## Required work
Where a line of the listing below includes the word "JSON", reproduce that line.

>> begin Input data

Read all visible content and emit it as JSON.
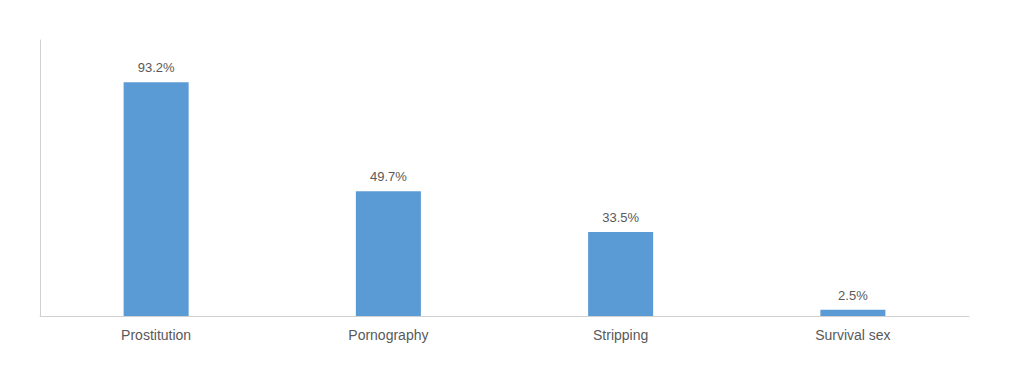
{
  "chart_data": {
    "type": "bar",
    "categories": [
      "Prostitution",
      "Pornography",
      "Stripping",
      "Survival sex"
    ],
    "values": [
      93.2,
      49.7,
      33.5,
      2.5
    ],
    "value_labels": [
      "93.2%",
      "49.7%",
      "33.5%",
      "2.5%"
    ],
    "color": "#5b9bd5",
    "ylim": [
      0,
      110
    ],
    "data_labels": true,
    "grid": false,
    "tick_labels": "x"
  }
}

>> end Input data
>> begin Input data

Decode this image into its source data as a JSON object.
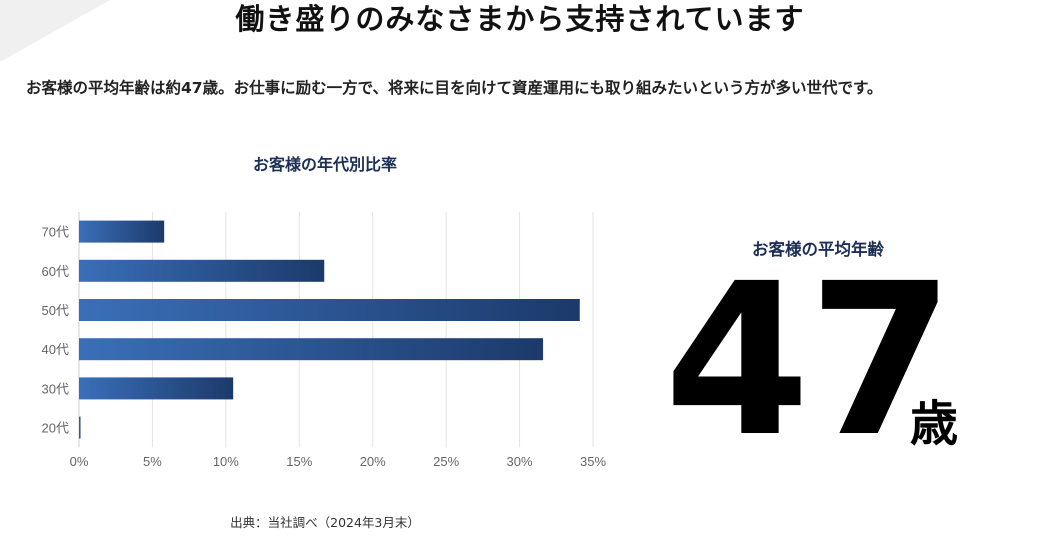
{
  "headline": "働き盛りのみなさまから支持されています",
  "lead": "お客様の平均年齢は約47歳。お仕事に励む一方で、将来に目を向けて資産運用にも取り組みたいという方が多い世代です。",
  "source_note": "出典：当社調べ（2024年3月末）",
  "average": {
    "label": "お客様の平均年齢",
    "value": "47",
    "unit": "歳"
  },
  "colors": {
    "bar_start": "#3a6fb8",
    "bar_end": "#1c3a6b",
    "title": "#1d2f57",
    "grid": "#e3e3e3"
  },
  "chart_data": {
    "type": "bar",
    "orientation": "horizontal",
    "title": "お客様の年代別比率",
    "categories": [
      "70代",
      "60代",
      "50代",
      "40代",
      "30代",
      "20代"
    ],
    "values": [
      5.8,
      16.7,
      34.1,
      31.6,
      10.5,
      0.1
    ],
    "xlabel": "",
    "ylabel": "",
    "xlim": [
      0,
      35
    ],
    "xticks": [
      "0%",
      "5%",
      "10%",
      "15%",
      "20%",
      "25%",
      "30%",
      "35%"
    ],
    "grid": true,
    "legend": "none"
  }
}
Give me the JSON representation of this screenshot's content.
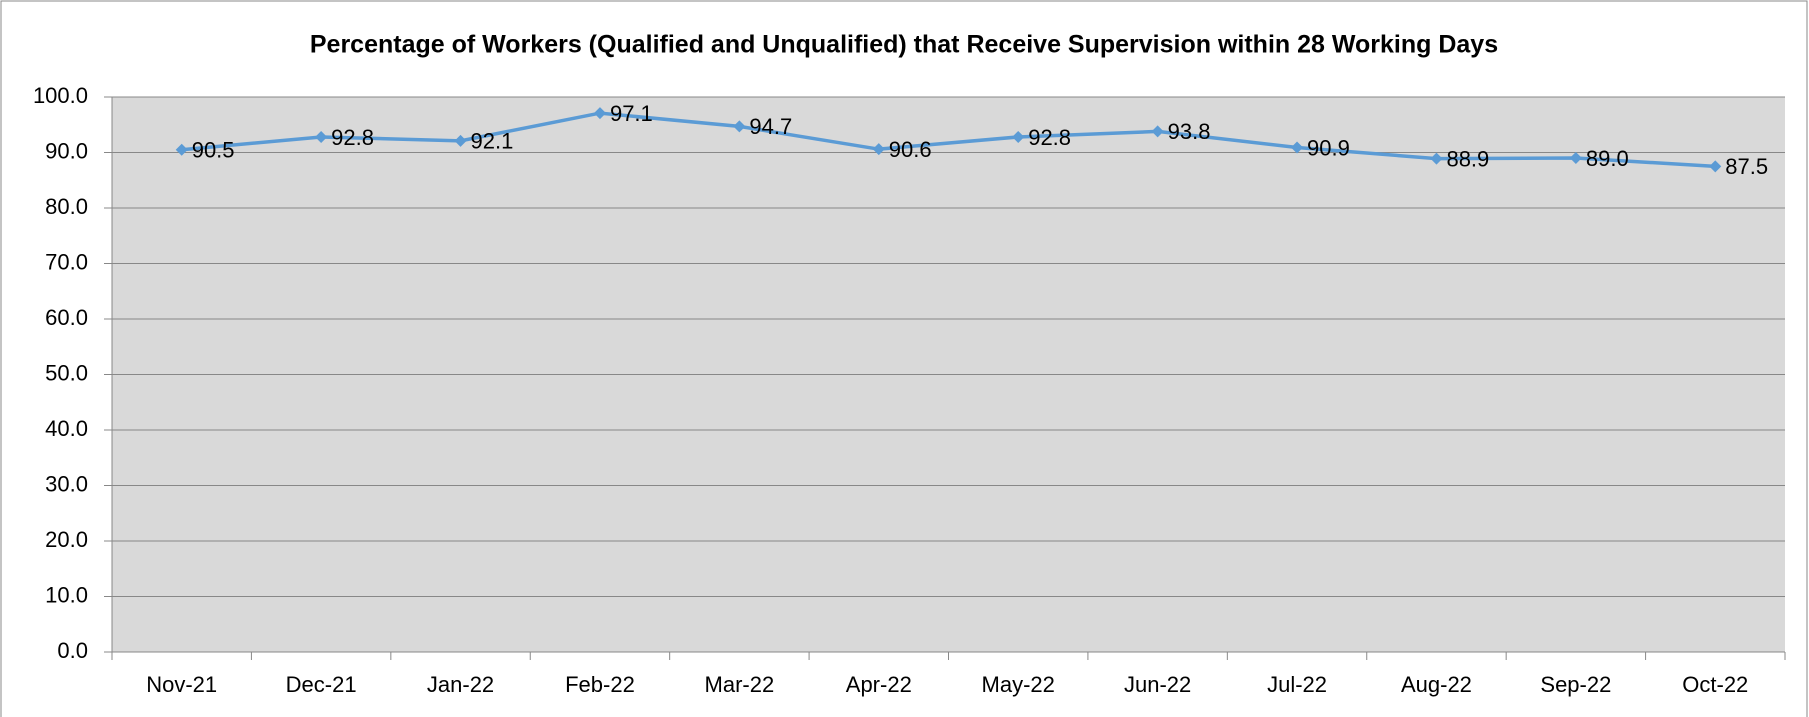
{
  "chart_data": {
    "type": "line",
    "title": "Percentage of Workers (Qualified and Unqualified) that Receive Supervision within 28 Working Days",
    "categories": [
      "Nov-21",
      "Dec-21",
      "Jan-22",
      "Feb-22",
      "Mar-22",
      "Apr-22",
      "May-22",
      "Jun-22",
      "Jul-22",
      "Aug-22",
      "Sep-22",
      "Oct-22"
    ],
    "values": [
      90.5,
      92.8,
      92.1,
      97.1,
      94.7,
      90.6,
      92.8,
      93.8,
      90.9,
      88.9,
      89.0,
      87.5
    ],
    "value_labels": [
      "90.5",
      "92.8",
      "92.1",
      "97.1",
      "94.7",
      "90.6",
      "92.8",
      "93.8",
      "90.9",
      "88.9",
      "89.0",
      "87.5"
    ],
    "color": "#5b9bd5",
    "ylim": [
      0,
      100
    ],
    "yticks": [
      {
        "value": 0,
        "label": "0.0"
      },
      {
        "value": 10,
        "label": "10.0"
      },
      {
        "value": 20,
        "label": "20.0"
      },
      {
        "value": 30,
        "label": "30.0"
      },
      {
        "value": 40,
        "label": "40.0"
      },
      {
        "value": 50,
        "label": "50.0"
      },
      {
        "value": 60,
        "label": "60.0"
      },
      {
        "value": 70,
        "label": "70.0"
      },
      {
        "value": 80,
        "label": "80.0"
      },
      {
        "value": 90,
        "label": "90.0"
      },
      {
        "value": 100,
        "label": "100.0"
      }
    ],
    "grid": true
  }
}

>> end Input data

## Response to the task
Read all visible content and emit it as JSON.
Decode this image into its source data as a JSON object.
Give me the JSON representation of this screenshot's content.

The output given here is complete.